• **YOUR TASK**
Pictures do not belong in your copy. Repeat all the other data exactly.

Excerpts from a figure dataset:
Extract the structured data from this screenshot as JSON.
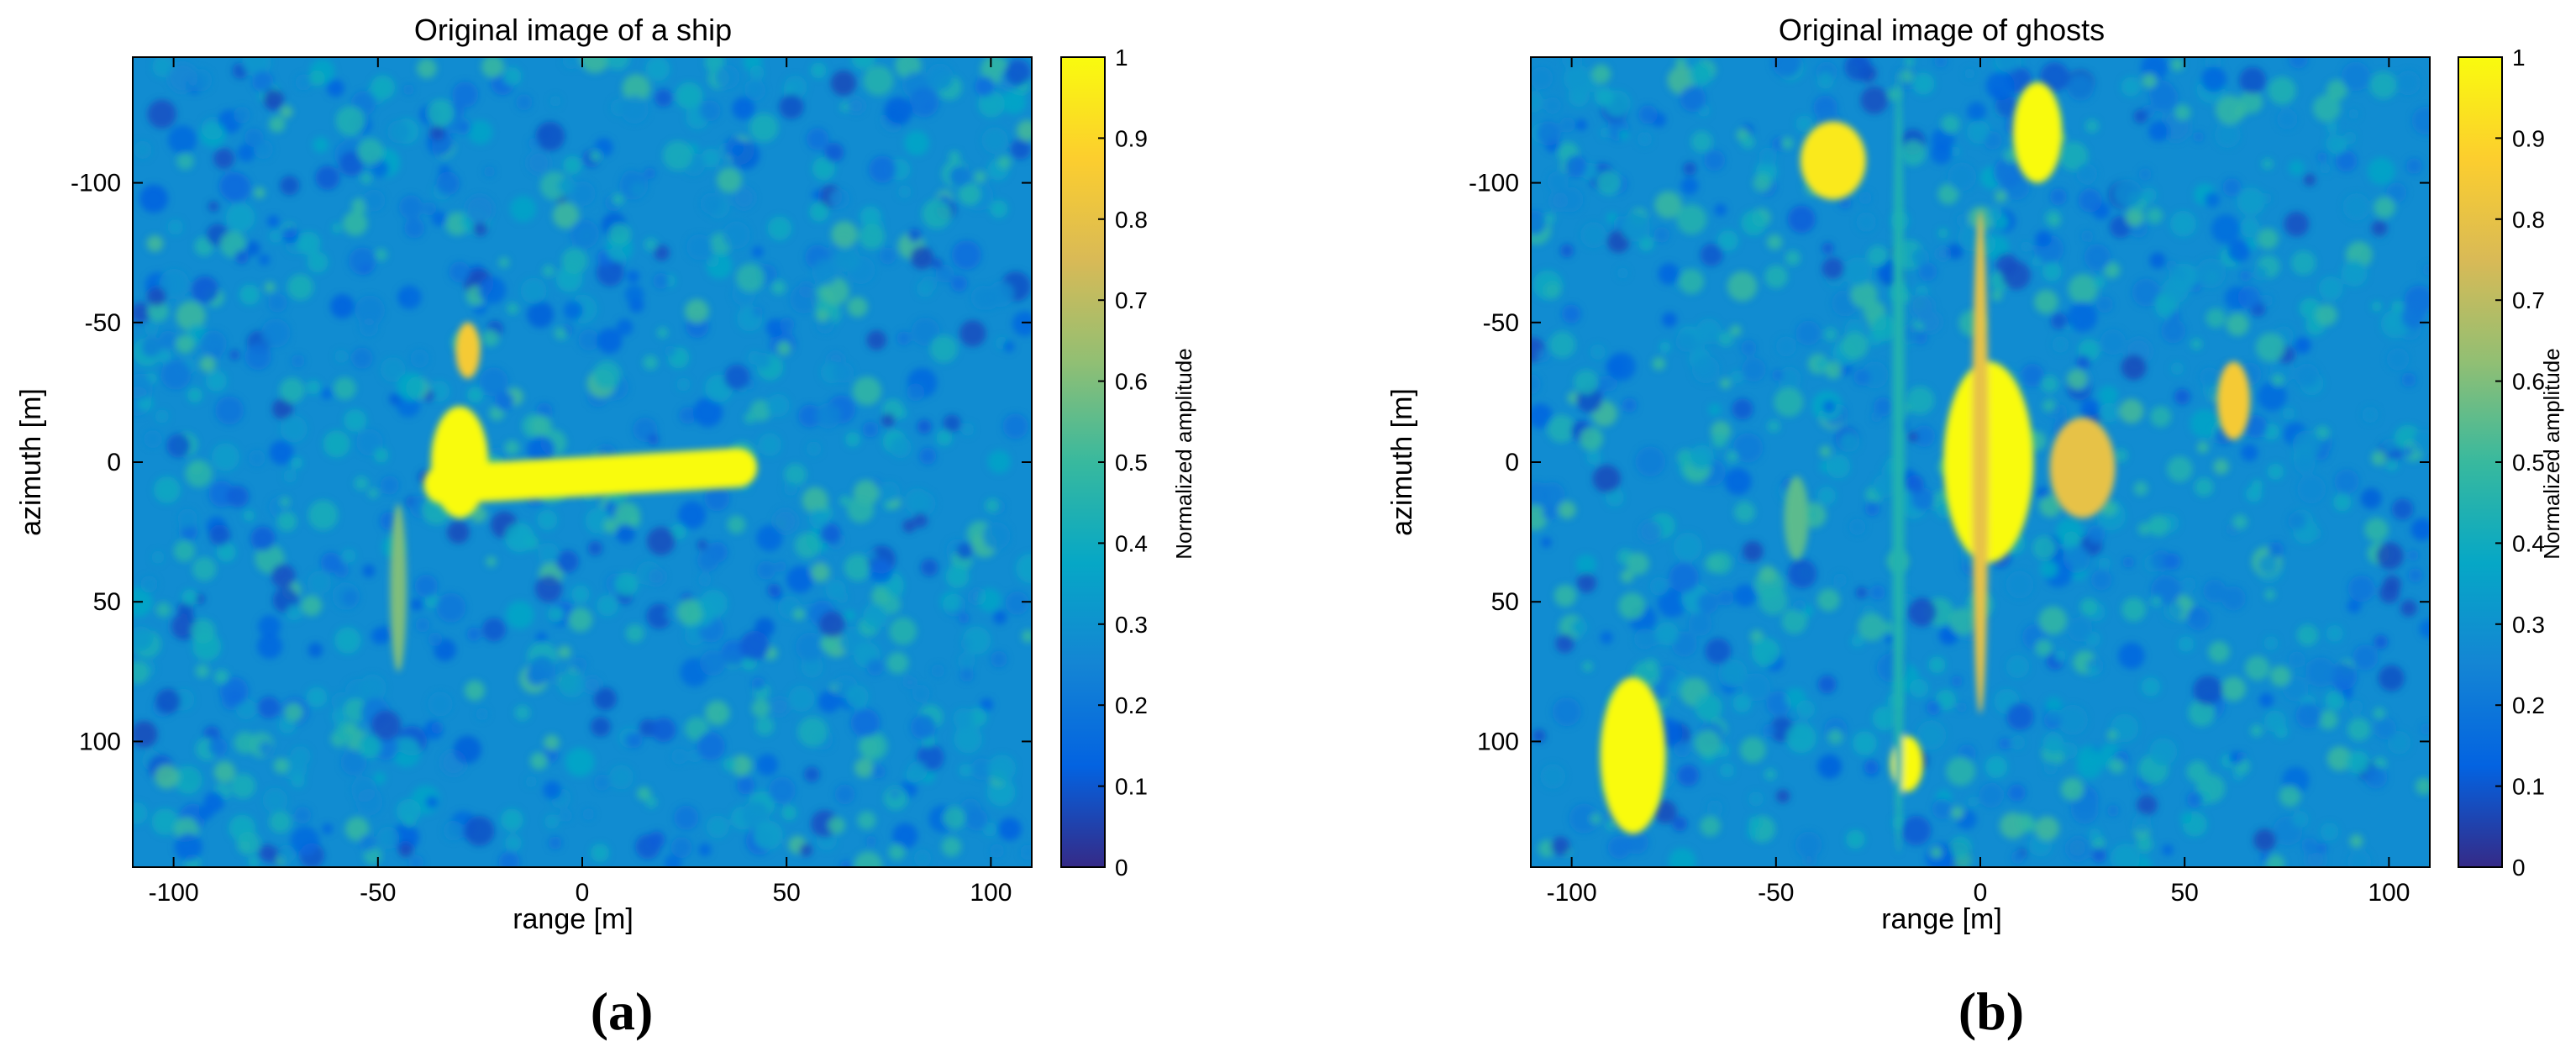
{
  "figure": {
    "panel_labels": [
      "(a)",
      "(b)"
    ]
  },
  "colors": {
    "parula": [
      "#352A87",
      "#0363E1",
      "#1485D4",
      "#06A7C6",
      "#38B99E",
      "#92BF73",
      "#D9BA56",
      "#FCCE2E",
      "#F9FB0E"
    ]
  },
  "chart_data": [
    {
      "type": "heatmap",
      "title": "Original image of a ship",
      "xlabel": "range [m]",
      "ylabel": "azimuth [m]",
      "xlim": [
        -110,
        110
      ],
      "ylim": [
        -145,
        145
      ],
      "y_reversed": true,
      "xticks": [
        -100,
        -50,
        0,
        50,
        100
      ],
      "yticks": [
        -100,
        -50,
        0,
        50,
        100
      ],
      "grid": false,
      "background_amplitude_range": [
        0.15,
        0.4
      ],
      "colorbar": {
        "label": "Normalized amplitude",
        "range": [
          0,
          1
        ],
        "ticks": [
          0,
          0.1,
          0.2,
          0.3,
          0.4,
          0.5,
          0.6,
          0.7,
          0.8,
          0.9,
          1
        ]
      },
      "targets": [
        {
          "name": "ship hull",
          "x": [
            -34,
            38
          ],
          "y": [
            8,
            2
          ],
          "width": 14,
          "amplitude": 1.0
        },
        {
          "name": "ship stern",
          "x": -30,
          "y": 0,
          "rx": 7,
          "ry": 20,
          "amplitude": 1.0
        },
        {
          "name": "stern plume",
          "x": -28,
          "y": -40,
          "rx": 3,
          "ry": 10,
          "amplitude": 0.85
        },
        {
          "name": "wake streak",
          "x": -45,
          "y": 45,
          "rx": 2,
          "ry": 30,
          "amplitude": 0.6
        }
      ]
    },
    {
      "type": "heatmap",
      "title": "Original image of ghosts",
      "xlabel": "range [m]",
      "ylabel": "azimuth [m]",
      "xlim": [
        -110,
        110
      ],
      "ylim": [
        -145,
        145
      ],
      "y_reversed": true,
      "xticks": [
        -100,
        -50,
        0,
        50,
        100
      ],
      "yticks": [
        -100,
        -50,
        0,
        50,
        100
      ],
      "grid": false,
      "background_amplitude_range": [
        0.15,
        0.4
      ],
      "colorbar": {
        "label": "Normalized amplitude",
        "range": [
          0,
          1
        ],
        "ticks": [
          0,
          0.1,
          0.2,
          0.3,
          0.4,
          0.5,
          0.6,
          0.7,
          0.8,
          0.9,
          1
        ]
      },
      "targets": [
        {
          "name": "central target",
          "x": 2,
          "y": 0,
          "rx": 11,
          "ry": 36,
          "amplitude": 1.0
        },
        {
          "name": "central azimuth streak",
          "x": 0,
          "y": 0,
          "rx": 2,
          "ry": 90,
          "amplitude": 0.8
        },
        {
          "name": "ghost right of center",
          "x": 25,
          "y": 2,
          "rx": 8,
          "ry": 18,
          "amplitude": 0.8
        },
        {
          "name": "ghost top-left",
          "x": -36,
          "y": -108,
          "rx": 8,
          "ry": 14,
          "amplitude": 0.95
        },
        {
          "name": "ghost top-center",
          "x": 14,
          "y": -118,
          "rx": 6,
          "ry": 18,
          "amplitude": 1.0
        },
        {
          "name": "ghost bottom-left",
          "x": -85,
          "y": 105,
          "rx": 8,
          "ry": 28,
          "amplitude": 1.0
        },
        {
          "name": "ghost bottom-center",
          "x": -18,
          "y": 108,
          "rx": 4,
          "ry": 10,
          "amplitude": 1.0
        },
        {
          "name": "ghost right",
          "x": 62,
          "y": -22,
          "rx": 4,
          "ry": 14,
          "amplitude": 0.85
        },
        {
          "name": "vertical streak left",
          "x": -20,
          "y": 0,
          "rx": 1.5,
          "ry": 140,
          "amplitude": 0.45
        },
        {
          "name": "vertical streak center-left",
          "x": -45,
          "y": 20,
          "rx": 3,
          "ry": 15,
          "amplitude": 0.55
        }
      ]
    }
  ]
}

• **CORRECT RESPONSE**
Extract the structured data from this screenshot as JSON.
{
  "figure": {
    "panel_labels": [
      "(a)",
      "(b)"
    ]
  },
  "colors": {
    "parula": [
      "#352A87",
      "#0363E1",
      "#1485D4",
      "#06A7C6",
      "#38B99E",
      "#92BF73",
      "#D9BA56",
      "#FCCE2E",
      "#F9FB0E"
    ]
  },
  "chart_data": [
    {
      "type": "heatmap",
      "title": "Original image of a ship",
      "xlabel": "range [m]",
      "ylabel": "azimuth [m]",
      "xlim": [
        -110,
        110
      ],
      "ylim": [
        -145,
        145
      ],
      "y_reversed": true,
      "xticks": [
        -100,
        -50,
        0,
        50,
        100
      ],
      "yticks": [
        -100,
        -50,
        0,
        50,
        100
      ],
      "grid": false,
      "background_amplitude_range": [
        0.15,
        0.4
      ],
      "colorbar": {
        "label": "Normalized amplitude",
        "range": [
          0,
          1
        ],
        "ticks": [
          0,
          0.1,
          0.2,
          0.3,
          0.4,
          0.5,
          0.6,
          0.7,
          0.8,
          0.9,
          1
        ]
      },
      "targets": [
        {
          "name": "ship hull",
          "x": [
            -34,
            38
          ],
          "y": [
            8,
            2
          ],
          "width": 14,
          "amplitude": 1.0
        },
        {
          "name": "ship stern",
          "x": -30,
          "y": 0,
          "rx": 7,
          "ry": 20,
          "amplitude": 1.0
        },
        {
          "name": "stern plume",
          "x": -28,
          "y": -40,
          "rx": 3,
          "ry": 10,
          "amplitude": 0.85
        },
        {
          "name": "wake streak",
          "x": -45,
          "y": 45,
          "rx": 2,
          "ry": 30,
          "amplitude": 0.6
        }
      ]
    },
    {
      "type": "heatmap",
      "title": "Original image of ghosts",
      "xlabel": "range [m]",
      "ylabel": "azimuth [m]",
      "xlim": [
        -110,
        110
      ],
      "ylim": [
        -145,
        145
      ],
      "y_reversed": true,
      "xticks": [
        -100,
        -50,
        0,
        50,
        100
      ],
      "yticks": [
        -100,
        -50,
        0,
        50,
        100
      ],
      "grid": false,
      "background_amplitude_range": [
        0.15,
        0.4
      ],
      "colorbar": {
        "label": "Normalized amplitude",
        "range": [
          0,
          1
        ],
        "ticks": [
          0,
          0.1,
          0.2,
          0.3,
          0.4,
          0.5,
          0.6,
          0.7,
          0.8,
          0.9,
          1
        ]
      },
      "targets": [
        {
          "name": "central target",
          "x": 2,
          "y": 0,
          "rx": 11,
          "ry": 36,
          "amplitude": 1.0
        },
        {
          "name": "central azimuth streak",
          "x": 0,
          "y": 0,
          "rx": 2,
          "ry": 90,
          "amplitude": 0.8
        },
        {
          "name": "ghost right of center",
          "x": 25,
          "y": 2,
          "rx": 8,
          "ry": 18,
          "amplitude": 0.8
        },
        {
          "name": "ghost top-left",
          "x": -36,
          "y": -108,
          "rx": 8,
          "ry": 14,
          "amplitude": 0.95
        },
        {
          "name": "ghost top-center",
          "x": 14,
          "y": -118,
          "rx": 6,
          "ry": 18,
          "amplitude": 1.0
        },
        {
          "name": "ghost bottom-left",
          "x": -85,
          "y": 105,
          "rx": 8,
          "ry": 28,
          "amplitude": 1.0
        },
        {
          "name": "ghost bottom-center",
          "x": -18,
          "y": 108,
          "rx": 4,
          "ry": 10,
          "amplitude": 1.0
        },
        {
          "name": "ghost right",
          "x": 62,
          "y": -22,
          "rx": 4,
          "ry": 14,
          "amplitude": 0.85
        },
        {
          "name": "vertical streak left",
          "x": -20,
          "y": 0,
          "rx": 1.5,
          "ry": 140,
          "amplitude": 0.45
        },
        {
          "name": "vertical streak center-left",
          "x": -45,
          "y": 20,
          "rx": 3,
          "ry": 15,
          "amplitude": 0.55
        }
      ]
    }
  ]
}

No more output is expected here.